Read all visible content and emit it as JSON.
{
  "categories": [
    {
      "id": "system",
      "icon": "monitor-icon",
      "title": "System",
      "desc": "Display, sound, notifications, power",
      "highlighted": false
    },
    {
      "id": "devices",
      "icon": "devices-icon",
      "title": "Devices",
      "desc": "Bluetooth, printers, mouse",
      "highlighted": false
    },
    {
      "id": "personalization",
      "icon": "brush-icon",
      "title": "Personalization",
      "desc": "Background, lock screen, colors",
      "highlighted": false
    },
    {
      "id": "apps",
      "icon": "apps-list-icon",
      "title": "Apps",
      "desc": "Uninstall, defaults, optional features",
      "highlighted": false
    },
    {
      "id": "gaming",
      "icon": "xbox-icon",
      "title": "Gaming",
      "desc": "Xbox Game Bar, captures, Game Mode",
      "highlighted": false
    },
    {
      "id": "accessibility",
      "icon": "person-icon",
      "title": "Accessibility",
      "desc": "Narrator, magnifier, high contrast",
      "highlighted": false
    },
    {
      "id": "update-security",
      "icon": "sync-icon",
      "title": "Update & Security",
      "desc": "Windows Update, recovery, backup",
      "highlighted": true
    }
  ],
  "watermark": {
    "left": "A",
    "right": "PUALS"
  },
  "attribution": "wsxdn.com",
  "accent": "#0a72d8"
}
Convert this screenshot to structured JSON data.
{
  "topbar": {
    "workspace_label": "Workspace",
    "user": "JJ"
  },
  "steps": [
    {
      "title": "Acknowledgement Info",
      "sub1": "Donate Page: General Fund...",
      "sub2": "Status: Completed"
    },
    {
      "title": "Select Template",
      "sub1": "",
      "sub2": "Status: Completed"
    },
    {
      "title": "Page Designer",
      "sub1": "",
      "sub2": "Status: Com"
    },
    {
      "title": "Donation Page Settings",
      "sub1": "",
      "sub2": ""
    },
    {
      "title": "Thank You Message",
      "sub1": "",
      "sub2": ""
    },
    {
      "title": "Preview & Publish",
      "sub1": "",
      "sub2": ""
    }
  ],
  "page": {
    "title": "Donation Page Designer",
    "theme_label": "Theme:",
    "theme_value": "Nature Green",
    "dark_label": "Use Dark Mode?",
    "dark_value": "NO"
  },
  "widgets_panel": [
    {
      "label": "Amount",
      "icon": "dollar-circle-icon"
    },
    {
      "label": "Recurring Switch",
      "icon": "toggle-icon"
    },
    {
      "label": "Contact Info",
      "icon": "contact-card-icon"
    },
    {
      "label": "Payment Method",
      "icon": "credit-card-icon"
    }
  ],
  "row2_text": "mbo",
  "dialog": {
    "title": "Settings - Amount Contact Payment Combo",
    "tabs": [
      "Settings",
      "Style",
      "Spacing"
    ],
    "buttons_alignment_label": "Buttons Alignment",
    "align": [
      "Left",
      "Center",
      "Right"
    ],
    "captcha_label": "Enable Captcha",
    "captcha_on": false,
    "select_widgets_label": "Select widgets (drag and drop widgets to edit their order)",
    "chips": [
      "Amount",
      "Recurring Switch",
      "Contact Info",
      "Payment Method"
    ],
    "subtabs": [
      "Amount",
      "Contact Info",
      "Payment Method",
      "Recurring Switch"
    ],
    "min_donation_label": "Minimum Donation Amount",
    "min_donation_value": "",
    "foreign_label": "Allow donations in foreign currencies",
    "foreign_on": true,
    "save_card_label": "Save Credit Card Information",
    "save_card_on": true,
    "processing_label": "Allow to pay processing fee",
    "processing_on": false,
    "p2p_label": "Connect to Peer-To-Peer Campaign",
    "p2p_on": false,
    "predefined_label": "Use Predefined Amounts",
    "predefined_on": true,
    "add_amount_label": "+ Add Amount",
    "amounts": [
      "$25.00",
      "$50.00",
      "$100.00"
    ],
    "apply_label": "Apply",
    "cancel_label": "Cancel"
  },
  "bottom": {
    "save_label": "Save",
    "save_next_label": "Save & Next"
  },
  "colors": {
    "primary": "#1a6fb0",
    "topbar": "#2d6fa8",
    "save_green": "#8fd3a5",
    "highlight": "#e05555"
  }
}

___

▶ _Instructions to follow_:
All of the data needs to be reproduced exactly, with no line missing.

▶ _Written answer_:
Read all visible content and emit it as JSON.
{
  "categories": [
    {
      "id": "system",
      "icon": "monitor-icon",
      "title": "System",
      "desc": "Display, sound, notifications, power",
      "highlighted": false
    },
    {
      "id": "devices",
      "icon": "devices-icon",
      "title": "Devices",
      "desc": "Bluetooth, printers, mouse",
      "highlighted": false
    },
    {
      "id": "personalization",
      "icon": "brush-icon",
      "title": "Personalization",
      "desc": "Background, lock screen, colors",
      "highlighted": false
    },
    {
      "id": "apps",
      "icon": "apps-list-icon",
      "title": "Apps",
      "desc": "Uninstall, defaults, optional features",
      "highlighted": false
    },
    {
      "id": "gaming",
      "icon": "xbox-icon",
      "title": "Gaming",
      "desc": "Xbox Game Bar, captures, Game Mode",
      "highlighted": false
    },
    {
      "id": "accessibility",
      "icon": "person-icon",
      "title": "Accessibility",
      "desc": "Narrator, magnifier, high contrast",
      "highlighted": false
    },
    {
      "id": "update-security",
      "icon": "sync-icon",
      "title": "Update & Security",
      "desc": "Windows Update, recovery, backup",
      "highlighted": true
    }
  ],
  "watermark": {
    "left": "A",
    "right": "PUALS"
  },
  "attribution": "wsxdn.com",
  "accent": "#0a72d8"
}
Convert this screenshot to structured JSON data.
{
  "topbar": {
    "workspace_label": "Workspace",
    "user": "JJ"
  },
  "steps": [
    {
      "title": "Acknowledgement Info",
      "sub1": "Donate Page: General Fund...",
      "sub2": "Status: Completed"
    },
    {
      "title": "Select Template",
      "sub1": "",
      "sub2": "Status: Completed"
    },
    {
      "title": "Page Designer",
      "sub1": "",
      "sub2": "Status: Com"
    },
    {
      "title": "Donation Page Settings",
      "sub1": "",
      "sub2": ""
    },
    {
      "title": "Thank You Message",
      "sub1": "",
      "sub2": ""
    },
    {
      "title": "Preview & Publish",
      "sub1": "",
      "sub2": ""
    }
  ],
  "page": {
    "title": "Donation Page Designer",
    "theme_label": "Theme:",
    "theme_value": "Nature Green",
    "dark_label": "Use Dark Mode?",
    "dark_value": "NO"
  },
  "widgets_panel": [
    {
      "label": "Amount",
      "icon": "dollar-circle-icon"
    },
    {
      "label": "Recurring Switch",
      "icon": "toggle-icon"
    },
    {
      "label": "Contact Info",
      "icon": "contact-card-icon"
    },
    {
      "label": "Payment Method",
      "icon": "credit-card-icon"
    }
  ],
  "row2_text": "mbo",
  "dialog": {
    "title": "Settings - Amount Contact Payment Combo",
    "tabs": [
      "Settings",
      "Style",
      "Spacing"
    ],
    "buttons_alignment_label": "Buttons Alignment",
    "align": [
      "Left",
      "Center",
      "Right"
    ],
    "captcha_label": "Enable Captcha",
    "captcha_on": false,
    "select_widgets_label": "Select widgets (drag and drop widgets to edit their order)",
    "chips": [
      "Amount",
      "Recurring Switch",
      "Contact Info",
      "Payment Method"
    ],
    "subtabs": [
      "Amount",
      "Contact Info",
      "Payment Method",
      "Recurring Switch"
    ],
    "min_donation_label": "Minimum Donation Amount",
    "min_donation_value": "",
    "foreign_label": "Allow donations in foreign currencies",
    "foreign_on": true,
    "save_card_label": "Save Credit Card Information",
    "save_card_on": true,
    "processing_label": "Allow to pay processing fee",
    "processing_on": false,
    "p2p_label": "Connect to Peer-To-Peer Campaign",
    "p2p_on": false,
    "predefined_label": "Use Predefined Amounts",
    "predefined_on": true,
    "add_amount_label": "+ Add Amount",
    "amounts": [
      "$25.00",
      "$50.00",
      "$100.00"
    ],
    "apply_label": "Apply",
    "cancel_label": "Cancel"
  },
  "bottom": {
    "save_label": "Save",
    "save_next_label": "Save & Next"
  },
  "colors": {
    "primary": "#1a6fb0",
    "topbar": "#2d6fa8",
    "save_green": "#8fd3a5",
    "highlight": "#e05555"
  }
}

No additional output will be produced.